Aim of the exercise >>
Pick out each line below containing "ὑπερβολικοῦ".

Stored dataset items
──────────
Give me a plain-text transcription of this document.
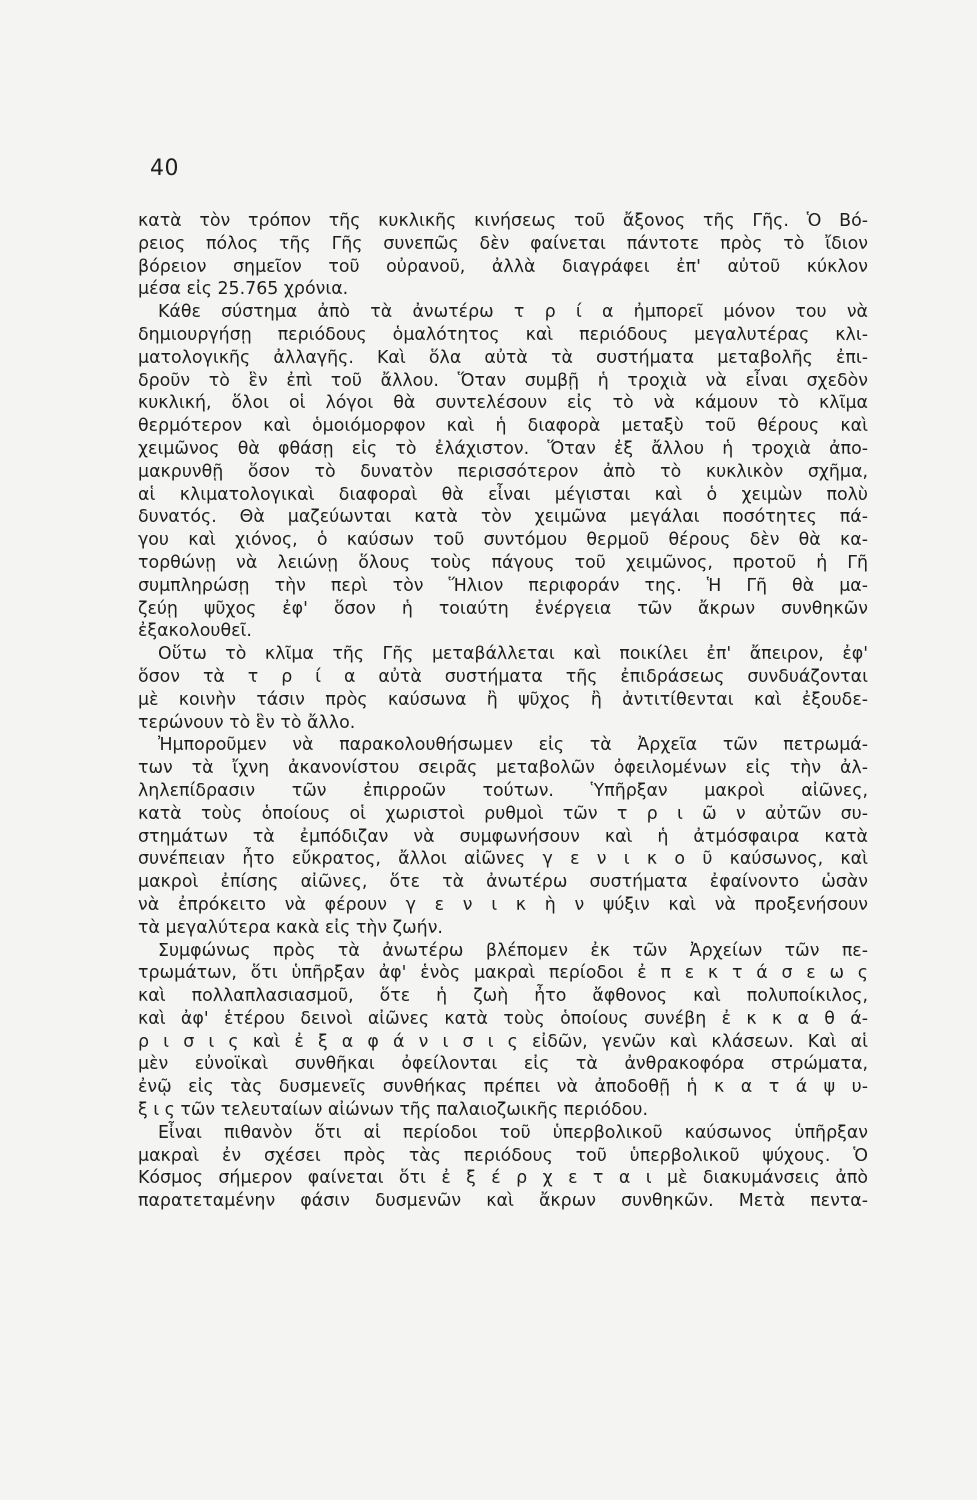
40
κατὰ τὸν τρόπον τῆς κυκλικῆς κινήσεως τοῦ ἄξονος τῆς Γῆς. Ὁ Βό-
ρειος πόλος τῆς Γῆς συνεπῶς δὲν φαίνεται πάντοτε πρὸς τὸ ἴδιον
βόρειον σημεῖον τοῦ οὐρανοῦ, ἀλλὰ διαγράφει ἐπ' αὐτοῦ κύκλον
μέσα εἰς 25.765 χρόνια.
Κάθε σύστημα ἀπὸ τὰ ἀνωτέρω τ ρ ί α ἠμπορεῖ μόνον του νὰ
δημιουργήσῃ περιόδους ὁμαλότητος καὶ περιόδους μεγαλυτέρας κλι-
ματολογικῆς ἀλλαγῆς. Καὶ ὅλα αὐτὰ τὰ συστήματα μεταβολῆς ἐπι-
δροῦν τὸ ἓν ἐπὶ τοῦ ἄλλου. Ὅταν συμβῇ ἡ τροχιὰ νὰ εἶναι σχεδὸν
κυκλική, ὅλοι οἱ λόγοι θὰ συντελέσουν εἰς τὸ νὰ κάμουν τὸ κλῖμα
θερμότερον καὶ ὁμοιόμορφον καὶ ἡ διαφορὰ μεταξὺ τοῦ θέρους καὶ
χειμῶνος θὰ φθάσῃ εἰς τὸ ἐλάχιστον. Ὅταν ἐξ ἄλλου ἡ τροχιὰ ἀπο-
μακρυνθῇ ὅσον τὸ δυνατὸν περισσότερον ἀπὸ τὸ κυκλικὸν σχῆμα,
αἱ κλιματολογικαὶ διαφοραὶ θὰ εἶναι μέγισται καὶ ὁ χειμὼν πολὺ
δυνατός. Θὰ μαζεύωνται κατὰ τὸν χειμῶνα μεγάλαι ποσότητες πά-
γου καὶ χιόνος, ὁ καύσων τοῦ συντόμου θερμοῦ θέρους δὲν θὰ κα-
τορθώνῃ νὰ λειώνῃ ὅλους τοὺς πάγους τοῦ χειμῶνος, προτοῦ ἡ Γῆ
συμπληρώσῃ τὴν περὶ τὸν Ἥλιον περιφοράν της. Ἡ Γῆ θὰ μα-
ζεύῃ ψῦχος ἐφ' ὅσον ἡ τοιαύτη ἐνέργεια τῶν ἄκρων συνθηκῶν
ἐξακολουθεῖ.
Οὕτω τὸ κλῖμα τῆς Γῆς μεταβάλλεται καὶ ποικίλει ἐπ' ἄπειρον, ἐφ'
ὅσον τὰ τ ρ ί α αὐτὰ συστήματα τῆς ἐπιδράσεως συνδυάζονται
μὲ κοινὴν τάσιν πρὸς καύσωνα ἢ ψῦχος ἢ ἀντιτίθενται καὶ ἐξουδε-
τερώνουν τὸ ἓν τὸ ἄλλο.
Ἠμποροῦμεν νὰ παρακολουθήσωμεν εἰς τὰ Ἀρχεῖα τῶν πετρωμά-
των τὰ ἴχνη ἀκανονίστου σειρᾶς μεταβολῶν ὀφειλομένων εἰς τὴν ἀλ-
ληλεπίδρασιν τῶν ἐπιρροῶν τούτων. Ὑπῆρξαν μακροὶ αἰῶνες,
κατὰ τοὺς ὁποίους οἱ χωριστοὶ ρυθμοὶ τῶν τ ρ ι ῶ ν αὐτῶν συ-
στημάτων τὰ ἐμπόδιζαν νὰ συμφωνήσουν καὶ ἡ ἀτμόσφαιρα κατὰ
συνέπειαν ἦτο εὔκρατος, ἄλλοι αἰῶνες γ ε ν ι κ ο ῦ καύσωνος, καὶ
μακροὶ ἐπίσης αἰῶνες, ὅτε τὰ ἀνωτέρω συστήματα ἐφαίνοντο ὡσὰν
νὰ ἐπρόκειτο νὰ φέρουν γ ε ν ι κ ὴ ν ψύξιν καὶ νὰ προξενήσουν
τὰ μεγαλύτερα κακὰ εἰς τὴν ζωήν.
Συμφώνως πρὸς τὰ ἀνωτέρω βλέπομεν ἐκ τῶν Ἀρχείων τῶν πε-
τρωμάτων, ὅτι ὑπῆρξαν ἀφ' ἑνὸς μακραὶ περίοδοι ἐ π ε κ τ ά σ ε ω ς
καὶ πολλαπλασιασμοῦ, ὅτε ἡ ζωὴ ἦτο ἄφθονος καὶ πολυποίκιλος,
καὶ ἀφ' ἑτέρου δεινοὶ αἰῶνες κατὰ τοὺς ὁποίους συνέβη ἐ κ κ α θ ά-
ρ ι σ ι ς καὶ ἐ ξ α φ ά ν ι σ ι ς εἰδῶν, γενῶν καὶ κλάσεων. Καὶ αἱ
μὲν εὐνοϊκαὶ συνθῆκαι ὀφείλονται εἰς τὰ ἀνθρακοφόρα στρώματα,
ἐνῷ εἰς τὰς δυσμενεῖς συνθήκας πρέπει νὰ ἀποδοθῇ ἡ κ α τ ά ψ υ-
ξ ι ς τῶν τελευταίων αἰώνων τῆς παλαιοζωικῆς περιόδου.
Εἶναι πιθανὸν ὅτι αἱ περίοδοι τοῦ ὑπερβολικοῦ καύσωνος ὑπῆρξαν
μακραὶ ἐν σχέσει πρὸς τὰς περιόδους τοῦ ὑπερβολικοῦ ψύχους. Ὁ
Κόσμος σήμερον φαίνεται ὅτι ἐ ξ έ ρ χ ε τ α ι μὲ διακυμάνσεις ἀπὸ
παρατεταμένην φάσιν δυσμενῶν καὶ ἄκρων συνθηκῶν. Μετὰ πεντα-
──────────
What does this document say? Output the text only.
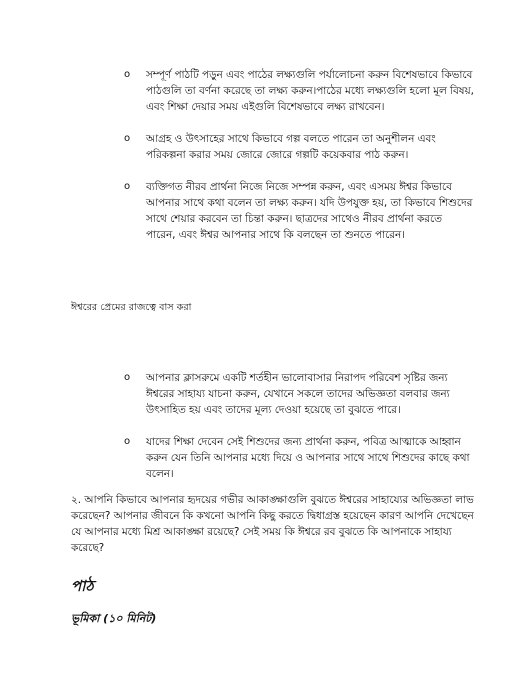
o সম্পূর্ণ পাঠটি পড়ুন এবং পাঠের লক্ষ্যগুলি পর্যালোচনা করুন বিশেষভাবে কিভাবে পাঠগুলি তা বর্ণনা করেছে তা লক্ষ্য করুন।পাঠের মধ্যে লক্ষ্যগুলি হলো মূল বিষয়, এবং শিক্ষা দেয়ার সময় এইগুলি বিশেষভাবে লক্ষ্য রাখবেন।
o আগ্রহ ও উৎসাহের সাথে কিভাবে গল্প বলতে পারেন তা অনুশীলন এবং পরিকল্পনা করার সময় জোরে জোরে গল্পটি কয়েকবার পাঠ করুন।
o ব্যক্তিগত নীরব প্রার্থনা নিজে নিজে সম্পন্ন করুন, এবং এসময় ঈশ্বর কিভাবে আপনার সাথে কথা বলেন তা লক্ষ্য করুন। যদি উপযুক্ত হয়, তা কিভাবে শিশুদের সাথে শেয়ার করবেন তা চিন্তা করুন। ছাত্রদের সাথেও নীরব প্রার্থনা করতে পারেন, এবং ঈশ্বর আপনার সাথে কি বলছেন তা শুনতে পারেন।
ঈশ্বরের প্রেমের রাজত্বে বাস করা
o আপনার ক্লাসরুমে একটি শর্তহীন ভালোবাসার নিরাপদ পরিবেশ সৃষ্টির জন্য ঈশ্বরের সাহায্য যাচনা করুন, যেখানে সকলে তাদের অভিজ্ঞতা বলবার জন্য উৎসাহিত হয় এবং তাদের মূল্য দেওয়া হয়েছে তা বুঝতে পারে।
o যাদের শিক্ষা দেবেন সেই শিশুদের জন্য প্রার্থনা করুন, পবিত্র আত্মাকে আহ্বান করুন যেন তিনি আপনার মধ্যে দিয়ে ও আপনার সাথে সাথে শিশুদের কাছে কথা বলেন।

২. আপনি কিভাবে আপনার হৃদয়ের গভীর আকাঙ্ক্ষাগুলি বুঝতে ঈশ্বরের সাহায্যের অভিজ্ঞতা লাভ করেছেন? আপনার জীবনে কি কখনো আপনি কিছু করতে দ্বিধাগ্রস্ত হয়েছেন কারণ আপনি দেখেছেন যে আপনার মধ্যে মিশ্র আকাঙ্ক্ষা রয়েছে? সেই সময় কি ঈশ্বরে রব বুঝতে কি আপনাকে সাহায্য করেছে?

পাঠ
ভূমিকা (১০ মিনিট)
──────────
Expected answer >>
Εἶναι πιθανὸν ὅτι αἱ περίοδοι τοῦ ὑπερβολικοῦ καύσωνος ὑπῆρξαν
μακραὶ ἐν σχέσει πρὸς τὰς περιόδους τοῦ ὑπερβολικοῦ ψύχους. Ὁ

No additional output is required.